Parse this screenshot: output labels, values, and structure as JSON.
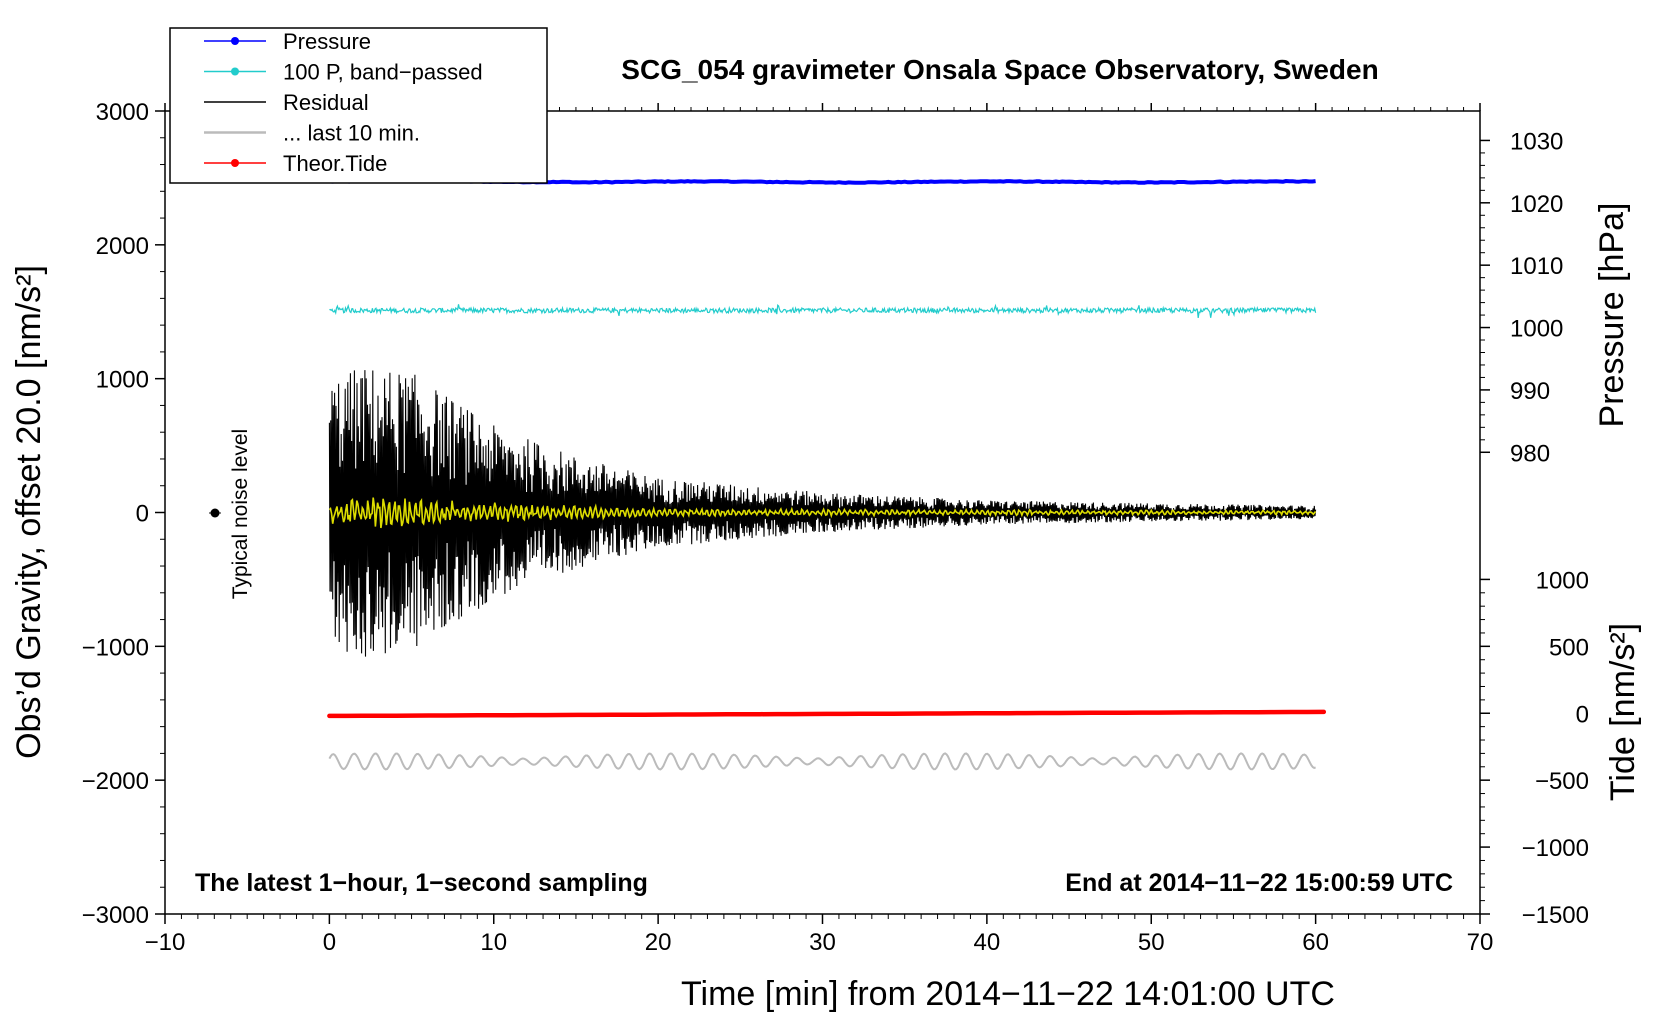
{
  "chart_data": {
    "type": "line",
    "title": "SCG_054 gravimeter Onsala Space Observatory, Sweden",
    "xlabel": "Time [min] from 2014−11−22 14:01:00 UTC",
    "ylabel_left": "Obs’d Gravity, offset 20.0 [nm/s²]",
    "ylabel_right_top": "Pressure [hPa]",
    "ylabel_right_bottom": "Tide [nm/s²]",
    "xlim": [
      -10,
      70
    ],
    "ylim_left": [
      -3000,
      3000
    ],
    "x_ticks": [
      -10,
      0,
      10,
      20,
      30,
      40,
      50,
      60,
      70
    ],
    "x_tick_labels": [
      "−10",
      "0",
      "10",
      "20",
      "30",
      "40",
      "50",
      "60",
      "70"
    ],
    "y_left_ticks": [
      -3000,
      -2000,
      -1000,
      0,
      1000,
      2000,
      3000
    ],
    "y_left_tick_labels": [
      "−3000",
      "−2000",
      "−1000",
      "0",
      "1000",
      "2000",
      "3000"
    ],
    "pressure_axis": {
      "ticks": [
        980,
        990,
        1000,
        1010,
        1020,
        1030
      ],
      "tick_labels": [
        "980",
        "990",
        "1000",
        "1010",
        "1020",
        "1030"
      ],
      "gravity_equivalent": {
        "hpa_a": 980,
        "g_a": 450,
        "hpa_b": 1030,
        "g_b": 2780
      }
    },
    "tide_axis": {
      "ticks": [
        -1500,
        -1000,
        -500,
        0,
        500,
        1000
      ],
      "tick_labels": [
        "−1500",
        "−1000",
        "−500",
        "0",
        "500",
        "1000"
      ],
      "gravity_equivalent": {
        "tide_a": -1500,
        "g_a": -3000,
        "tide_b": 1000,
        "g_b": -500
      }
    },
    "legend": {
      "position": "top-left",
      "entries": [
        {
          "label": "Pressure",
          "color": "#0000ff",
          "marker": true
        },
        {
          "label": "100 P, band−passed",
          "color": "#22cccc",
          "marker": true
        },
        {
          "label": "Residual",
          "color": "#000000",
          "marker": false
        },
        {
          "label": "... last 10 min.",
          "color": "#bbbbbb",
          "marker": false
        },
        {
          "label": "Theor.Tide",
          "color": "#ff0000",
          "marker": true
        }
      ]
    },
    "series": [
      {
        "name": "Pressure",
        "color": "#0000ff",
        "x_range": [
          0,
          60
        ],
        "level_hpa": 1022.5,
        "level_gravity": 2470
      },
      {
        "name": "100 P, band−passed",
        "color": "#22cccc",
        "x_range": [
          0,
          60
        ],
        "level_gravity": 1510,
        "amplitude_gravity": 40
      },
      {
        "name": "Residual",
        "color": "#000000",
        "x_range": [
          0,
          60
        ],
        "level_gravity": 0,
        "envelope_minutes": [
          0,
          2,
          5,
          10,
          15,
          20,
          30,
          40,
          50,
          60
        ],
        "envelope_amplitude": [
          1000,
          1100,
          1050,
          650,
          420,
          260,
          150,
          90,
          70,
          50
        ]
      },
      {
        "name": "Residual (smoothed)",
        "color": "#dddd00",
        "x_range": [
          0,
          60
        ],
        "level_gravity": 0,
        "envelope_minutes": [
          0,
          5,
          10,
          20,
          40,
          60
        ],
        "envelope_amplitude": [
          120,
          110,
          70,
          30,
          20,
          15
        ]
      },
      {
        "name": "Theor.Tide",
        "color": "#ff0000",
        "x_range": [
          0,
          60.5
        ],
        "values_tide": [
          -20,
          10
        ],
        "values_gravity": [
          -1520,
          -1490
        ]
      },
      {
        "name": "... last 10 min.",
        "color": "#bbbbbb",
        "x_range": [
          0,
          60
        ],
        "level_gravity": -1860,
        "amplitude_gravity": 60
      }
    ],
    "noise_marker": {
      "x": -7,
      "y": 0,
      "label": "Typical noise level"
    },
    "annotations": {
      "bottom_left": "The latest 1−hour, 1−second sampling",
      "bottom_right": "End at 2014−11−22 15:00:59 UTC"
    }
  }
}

-----

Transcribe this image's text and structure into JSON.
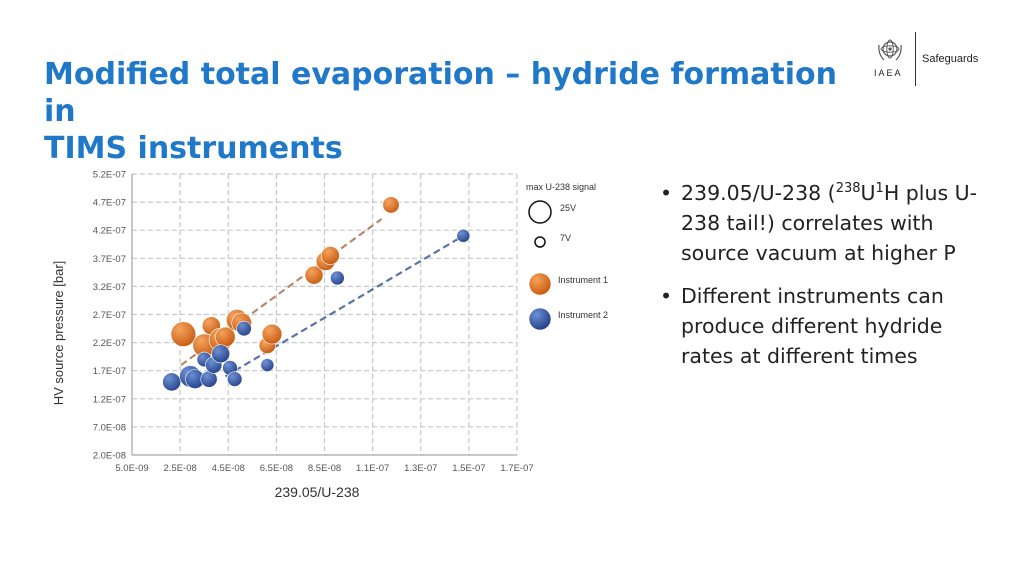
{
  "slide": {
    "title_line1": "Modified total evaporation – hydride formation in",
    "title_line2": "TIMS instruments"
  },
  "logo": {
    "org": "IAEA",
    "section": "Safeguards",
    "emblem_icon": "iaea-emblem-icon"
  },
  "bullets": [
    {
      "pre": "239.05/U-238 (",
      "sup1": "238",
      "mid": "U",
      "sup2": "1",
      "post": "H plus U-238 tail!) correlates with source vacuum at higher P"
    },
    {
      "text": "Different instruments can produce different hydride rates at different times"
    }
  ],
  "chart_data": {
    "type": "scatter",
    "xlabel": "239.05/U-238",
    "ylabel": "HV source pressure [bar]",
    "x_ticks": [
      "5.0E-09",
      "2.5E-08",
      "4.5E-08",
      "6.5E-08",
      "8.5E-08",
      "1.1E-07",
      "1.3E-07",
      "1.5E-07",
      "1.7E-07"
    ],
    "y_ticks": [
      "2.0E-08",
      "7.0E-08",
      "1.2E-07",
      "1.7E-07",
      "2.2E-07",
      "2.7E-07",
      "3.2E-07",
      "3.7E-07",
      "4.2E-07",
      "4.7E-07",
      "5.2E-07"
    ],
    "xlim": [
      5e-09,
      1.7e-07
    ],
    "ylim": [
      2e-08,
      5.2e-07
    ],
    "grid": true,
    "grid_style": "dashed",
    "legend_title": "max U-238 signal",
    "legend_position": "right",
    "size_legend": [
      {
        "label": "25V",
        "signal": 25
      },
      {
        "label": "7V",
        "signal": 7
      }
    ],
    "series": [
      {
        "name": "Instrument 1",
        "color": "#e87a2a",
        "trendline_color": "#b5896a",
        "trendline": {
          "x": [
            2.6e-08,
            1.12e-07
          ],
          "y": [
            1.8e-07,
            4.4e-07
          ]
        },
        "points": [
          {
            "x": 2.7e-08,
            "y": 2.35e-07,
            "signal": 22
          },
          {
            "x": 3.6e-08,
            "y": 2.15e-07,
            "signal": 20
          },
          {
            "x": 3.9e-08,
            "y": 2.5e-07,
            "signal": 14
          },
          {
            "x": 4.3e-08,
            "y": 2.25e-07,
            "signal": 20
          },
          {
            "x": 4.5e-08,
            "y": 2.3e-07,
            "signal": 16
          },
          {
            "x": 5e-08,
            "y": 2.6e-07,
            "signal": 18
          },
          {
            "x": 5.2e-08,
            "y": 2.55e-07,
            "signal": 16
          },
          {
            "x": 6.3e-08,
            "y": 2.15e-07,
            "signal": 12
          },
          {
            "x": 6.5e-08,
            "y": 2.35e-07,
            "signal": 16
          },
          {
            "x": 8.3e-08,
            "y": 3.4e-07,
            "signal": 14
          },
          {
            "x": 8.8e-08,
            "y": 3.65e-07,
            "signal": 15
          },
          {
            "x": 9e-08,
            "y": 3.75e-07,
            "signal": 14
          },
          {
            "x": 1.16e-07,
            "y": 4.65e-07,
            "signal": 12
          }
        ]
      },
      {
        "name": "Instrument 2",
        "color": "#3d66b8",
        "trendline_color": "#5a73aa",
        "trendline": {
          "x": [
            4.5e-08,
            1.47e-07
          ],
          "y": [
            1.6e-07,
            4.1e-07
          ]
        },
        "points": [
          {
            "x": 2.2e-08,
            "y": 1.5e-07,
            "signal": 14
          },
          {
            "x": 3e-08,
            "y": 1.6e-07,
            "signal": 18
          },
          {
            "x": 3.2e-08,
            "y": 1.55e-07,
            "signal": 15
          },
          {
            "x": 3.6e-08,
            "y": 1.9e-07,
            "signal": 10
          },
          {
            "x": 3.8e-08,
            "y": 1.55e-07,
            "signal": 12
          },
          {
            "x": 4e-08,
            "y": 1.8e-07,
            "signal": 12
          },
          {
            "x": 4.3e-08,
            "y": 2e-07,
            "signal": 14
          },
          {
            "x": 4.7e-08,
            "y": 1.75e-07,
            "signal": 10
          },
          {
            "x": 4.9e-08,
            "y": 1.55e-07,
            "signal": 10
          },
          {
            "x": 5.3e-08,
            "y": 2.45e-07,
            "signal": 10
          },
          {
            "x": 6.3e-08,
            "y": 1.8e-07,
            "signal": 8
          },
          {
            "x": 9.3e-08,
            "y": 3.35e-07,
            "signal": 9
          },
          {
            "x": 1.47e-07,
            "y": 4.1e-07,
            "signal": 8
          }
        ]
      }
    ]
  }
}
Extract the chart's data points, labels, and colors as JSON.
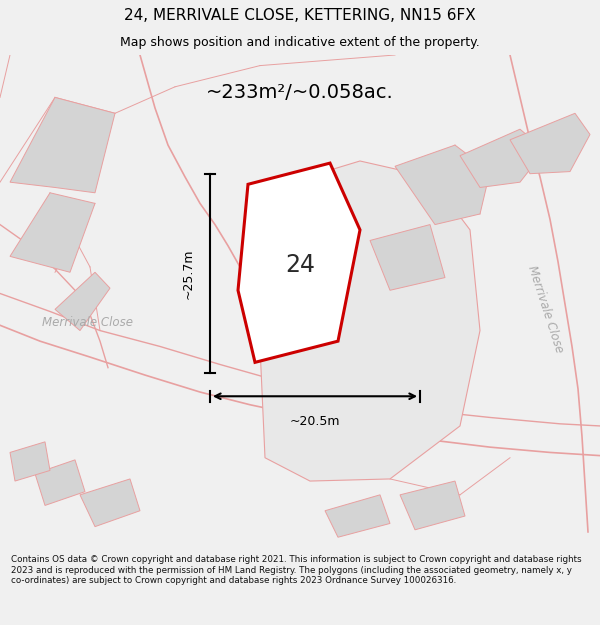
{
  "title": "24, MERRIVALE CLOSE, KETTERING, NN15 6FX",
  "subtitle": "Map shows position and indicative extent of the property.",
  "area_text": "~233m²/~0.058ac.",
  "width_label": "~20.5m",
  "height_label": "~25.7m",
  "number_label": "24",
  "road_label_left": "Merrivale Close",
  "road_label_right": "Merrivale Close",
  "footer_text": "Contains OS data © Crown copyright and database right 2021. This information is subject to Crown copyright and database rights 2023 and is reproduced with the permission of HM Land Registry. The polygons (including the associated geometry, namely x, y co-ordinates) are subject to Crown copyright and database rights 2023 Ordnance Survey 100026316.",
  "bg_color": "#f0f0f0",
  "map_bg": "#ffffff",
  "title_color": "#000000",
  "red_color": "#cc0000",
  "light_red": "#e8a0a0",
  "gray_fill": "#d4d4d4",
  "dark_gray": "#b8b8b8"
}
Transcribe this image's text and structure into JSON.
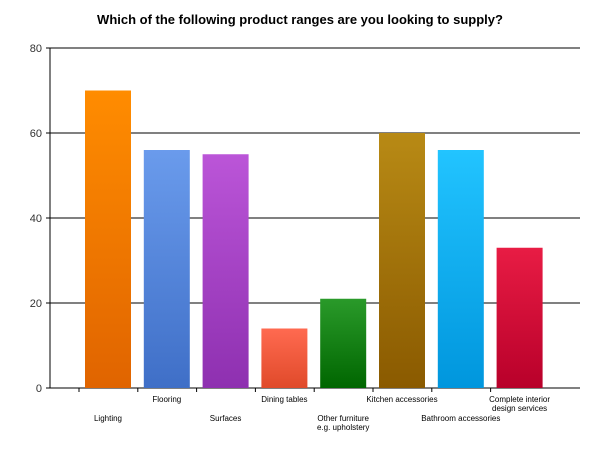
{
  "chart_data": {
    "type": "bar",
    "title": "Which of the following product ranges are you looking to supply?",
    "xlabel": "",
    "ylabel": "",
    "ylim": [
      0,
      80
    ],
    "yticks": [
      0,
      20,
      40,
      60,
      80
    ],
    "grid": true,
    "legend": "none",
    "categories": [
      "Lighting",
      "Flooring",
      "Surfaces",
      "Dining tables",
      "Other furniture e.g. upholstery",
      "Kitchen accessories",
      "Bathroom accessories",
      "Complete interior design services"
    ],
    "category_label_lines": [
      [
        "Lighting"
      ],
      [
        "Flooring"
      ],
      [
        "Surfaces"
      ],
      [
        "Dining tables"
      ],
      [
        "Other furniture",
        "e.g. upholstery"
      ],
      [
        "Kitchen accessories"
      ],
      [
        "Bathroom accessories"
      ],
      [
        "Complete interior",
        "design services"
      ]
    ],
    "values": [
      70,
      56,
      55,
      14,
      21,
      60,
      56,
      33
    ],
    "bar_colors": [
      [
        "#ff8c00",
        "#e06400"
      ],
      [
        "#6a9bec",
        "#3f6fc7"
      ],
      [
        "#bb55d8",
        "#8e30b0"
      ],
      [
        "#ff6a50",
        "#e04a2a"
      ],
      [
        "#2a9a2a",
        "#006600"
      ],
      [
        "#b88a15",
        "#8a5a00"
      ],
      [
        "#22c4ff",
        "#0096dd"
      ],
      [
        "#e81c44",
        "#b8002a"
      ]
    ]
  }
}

-----

• _WHAT TO PRODUCE_: Scan the lines for the string "interior". Pick out every line that has it.

• _OUTPUT FOR THIS EXERCISE_:
      "Complete interior design services"
        "Complete interior",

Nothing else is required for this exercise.